Extracted data entries:
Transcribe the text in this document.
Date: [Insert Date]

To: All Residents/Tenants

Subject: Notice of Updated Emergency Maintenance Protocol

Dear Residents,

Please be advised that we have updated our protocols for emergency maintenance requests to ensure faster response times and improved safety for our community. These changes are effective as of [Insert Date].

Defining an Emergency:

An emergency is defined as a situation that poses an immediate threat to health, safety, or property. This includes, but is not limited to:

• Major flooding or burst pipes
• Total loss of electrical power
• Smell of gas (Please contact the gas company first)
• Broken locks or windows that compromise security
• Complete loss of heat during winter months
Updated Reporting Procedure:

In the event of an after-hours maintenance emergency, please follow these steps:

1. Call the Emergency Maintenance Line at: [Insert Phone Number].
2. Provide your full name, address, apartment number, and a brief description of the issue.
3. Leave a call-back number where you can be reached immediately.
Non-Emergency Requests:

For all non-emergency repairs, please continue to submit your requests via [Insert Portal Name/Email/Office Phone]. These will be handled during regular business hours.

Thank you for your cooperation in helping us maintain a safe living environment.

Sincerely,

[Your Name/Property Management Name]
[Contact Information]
==
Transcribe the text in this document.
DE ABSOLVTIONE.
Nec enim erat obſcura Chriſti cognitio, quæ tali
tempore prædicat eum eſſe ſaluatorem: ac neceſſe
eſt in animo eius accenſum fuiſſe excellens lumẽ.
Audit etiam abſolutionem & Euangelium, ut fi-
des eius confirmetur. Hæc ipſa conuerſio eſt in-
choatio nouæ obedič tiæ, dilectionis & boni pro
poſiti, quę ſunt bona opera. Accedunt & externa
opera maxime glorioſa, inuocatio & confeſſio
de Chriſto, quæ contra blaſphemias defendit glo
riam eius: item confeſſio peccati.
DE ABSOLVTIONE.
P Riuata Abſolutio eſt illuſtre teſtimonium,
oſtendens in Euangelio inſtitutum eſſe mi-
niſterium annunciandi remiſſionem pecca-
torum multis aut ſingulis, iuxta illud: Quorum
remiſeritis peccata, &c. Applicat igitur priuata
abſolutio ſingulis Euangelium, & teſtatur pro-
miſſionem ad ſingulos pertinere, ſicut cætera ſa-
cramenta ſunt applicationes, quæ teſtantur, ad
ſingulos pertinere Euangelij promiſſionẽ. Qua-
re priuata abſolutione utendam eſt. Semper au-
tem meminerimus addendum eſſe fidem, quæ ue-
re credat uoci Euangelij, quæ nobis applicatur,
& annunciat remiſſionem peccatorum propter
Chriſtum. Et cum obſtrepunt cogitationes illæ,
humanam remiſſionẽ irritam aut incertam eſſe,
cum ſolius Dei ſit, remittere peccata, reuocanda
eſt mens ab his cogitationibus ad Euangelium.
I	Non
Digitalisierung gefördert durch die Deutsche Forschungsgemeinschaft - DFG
--
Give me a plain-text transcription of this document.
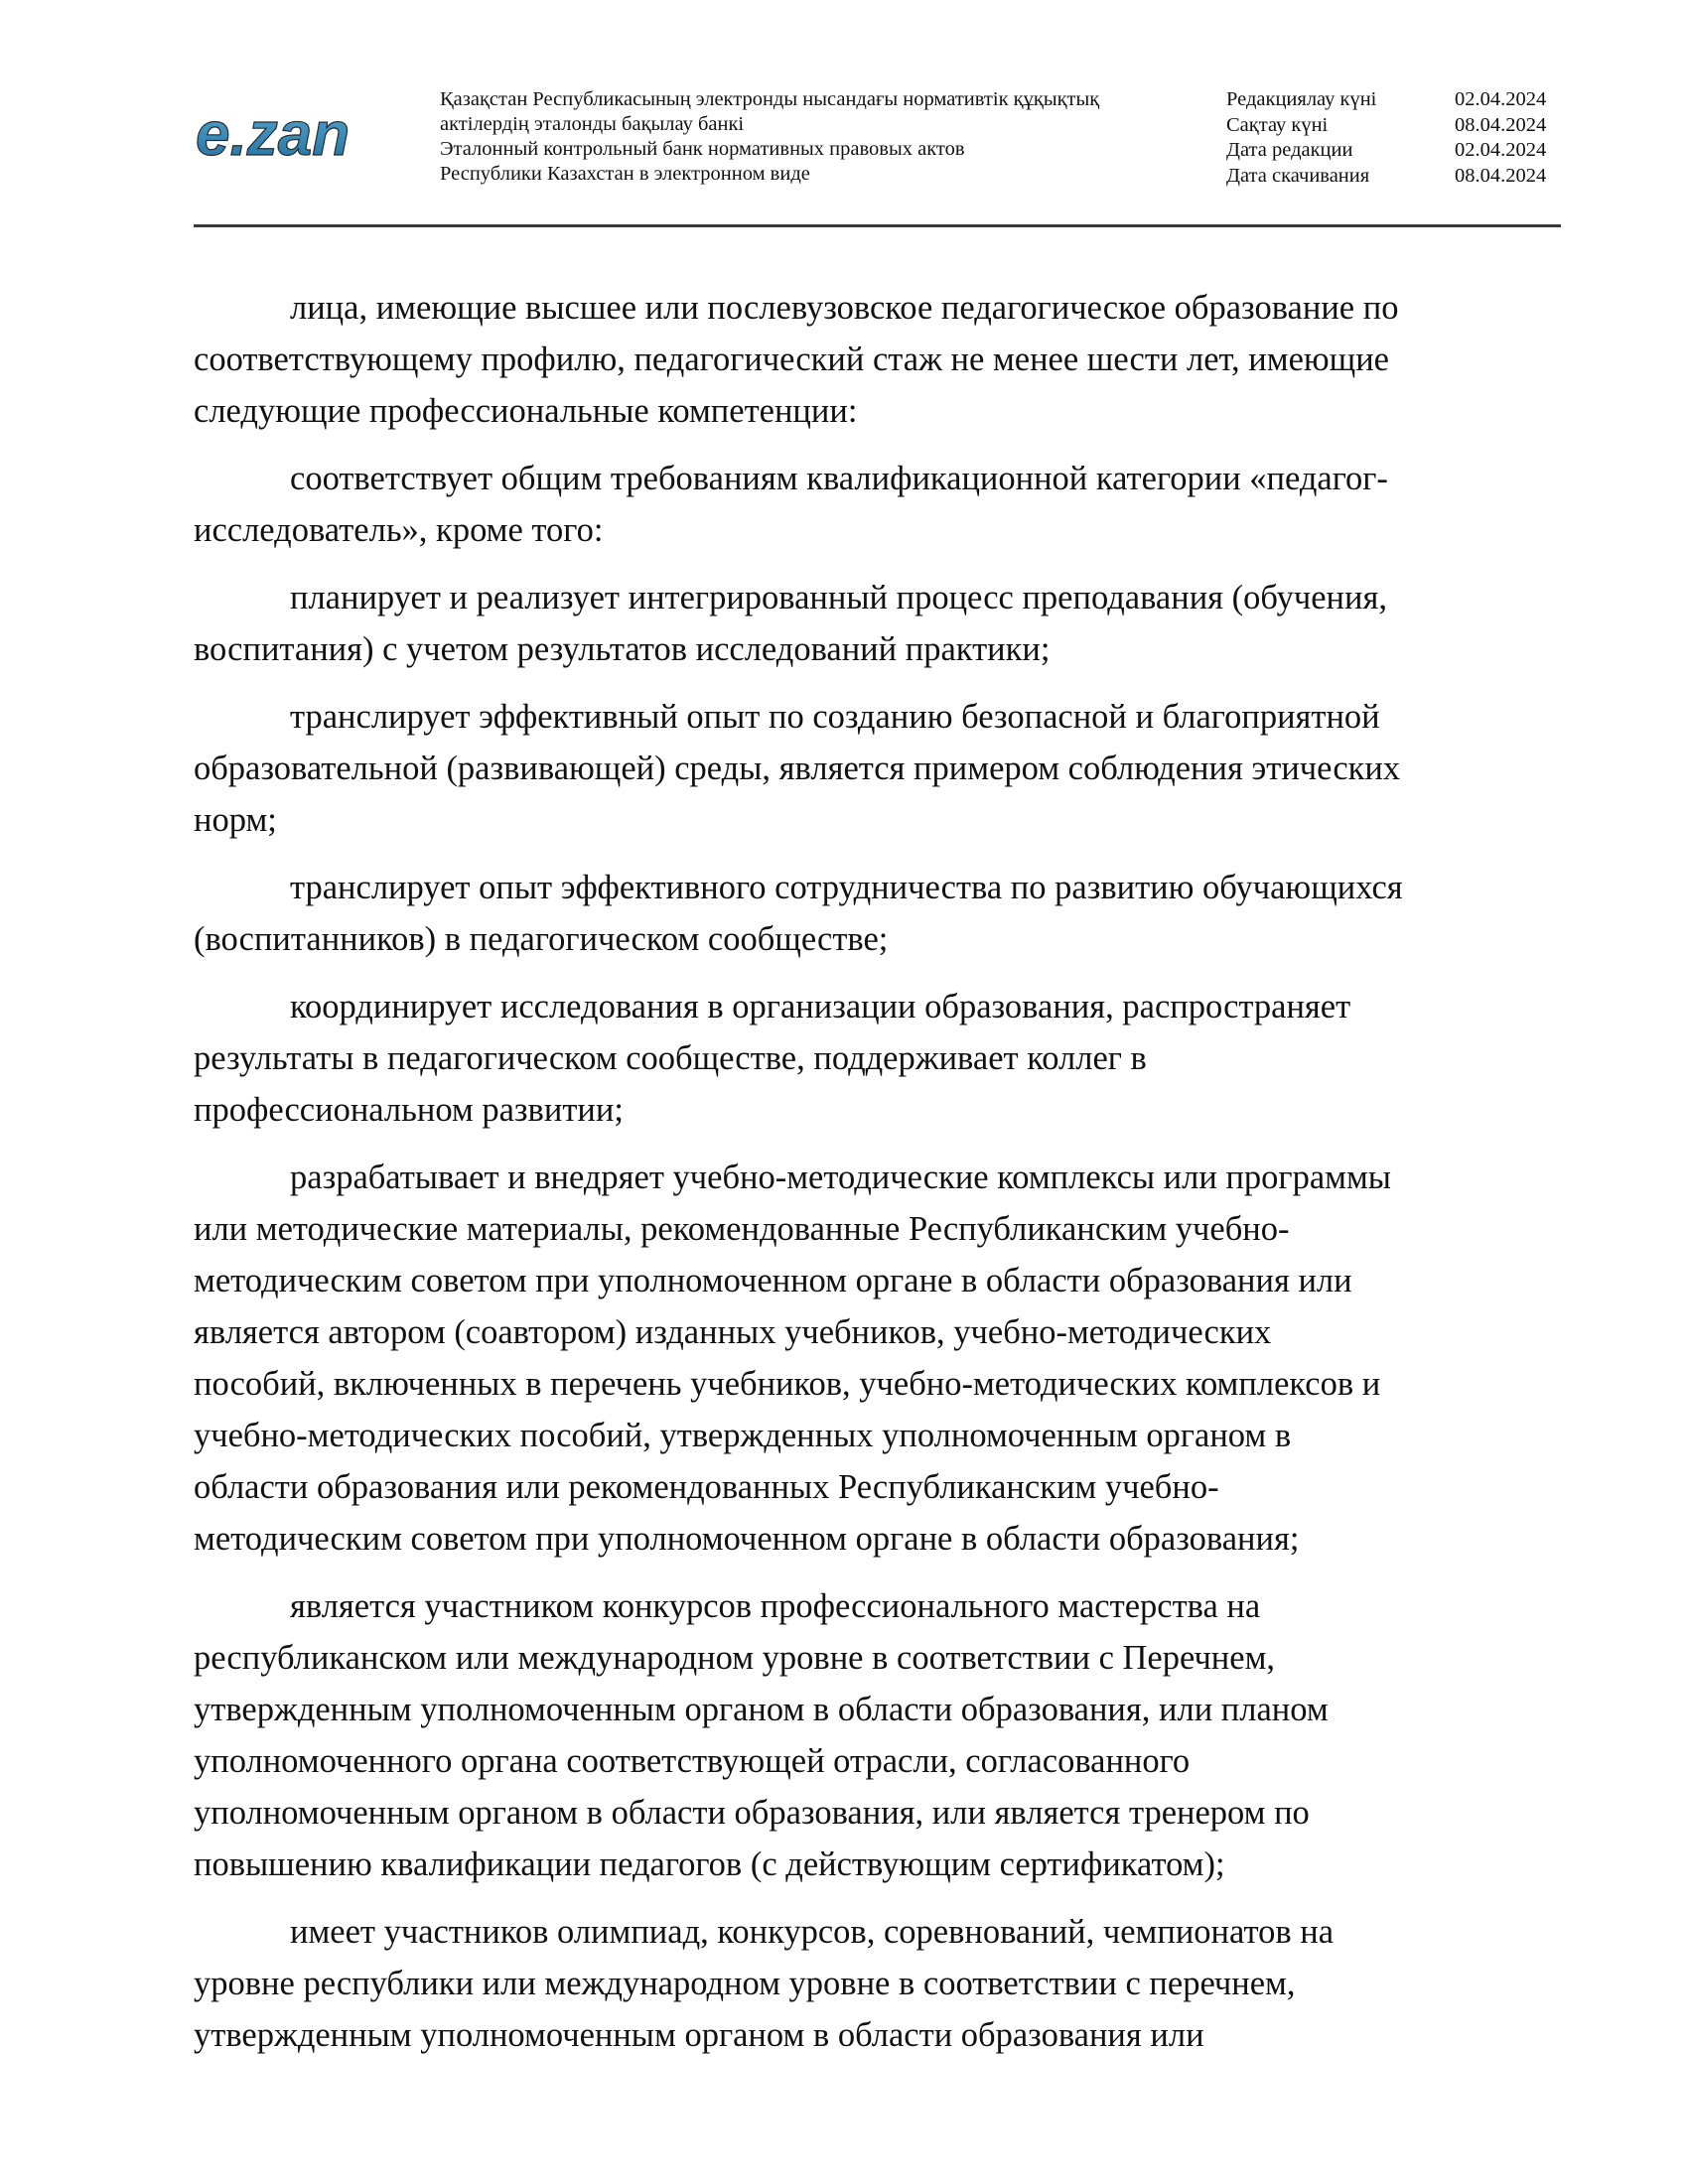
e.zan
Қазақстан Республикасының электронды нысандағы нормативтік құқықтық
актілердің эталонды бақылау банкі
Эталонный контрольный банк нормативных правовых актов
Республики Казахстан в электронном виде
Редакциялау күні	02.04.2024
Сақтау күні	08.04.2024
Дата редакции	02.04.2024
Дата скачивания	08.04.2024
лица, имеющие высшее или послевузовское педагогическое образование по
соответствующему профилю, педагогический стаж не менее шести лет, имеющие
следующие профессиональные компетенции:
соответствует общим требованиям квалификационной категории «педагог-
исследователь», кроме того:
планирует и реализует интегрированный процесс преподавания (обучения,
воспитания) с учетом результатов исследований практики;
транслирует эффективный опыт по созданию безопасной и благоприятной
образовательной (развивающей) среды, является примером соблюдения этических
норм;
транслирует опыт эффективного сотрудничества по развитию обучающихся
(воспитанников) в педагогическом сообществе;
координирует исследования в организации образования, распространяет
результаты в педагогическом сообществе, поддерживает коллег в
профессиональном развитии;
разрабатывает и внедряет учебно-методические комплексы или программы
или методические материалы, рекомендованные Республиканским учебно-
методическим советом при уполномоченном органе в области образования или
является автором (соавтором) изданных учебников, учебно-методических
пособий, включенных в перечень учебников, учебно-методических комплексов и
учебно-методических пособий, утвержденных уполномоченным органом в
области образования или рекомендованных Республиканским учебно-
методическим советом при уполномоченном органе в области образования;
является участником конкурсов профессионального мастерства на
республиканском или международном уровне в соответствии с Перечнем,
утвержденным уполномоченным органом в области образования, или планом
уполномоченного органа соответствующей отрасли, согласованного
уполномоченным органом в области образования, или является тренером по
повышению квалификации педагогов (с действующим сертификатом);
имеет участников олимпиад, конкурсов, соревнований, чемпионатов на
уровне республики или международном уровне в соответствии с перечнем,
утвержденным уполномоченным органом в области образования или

▶ **What needs to be done**
Copy out each line of the data where the string "hours" appears.

▶ **Answer to this task**
In the event of an after-hours maintenance emergency, please follow these steps:
For all non-emergency repairs, please continue to submit your requests via [Insert Portal Name/Email/Office Phone]. These will be handled during regular business hours.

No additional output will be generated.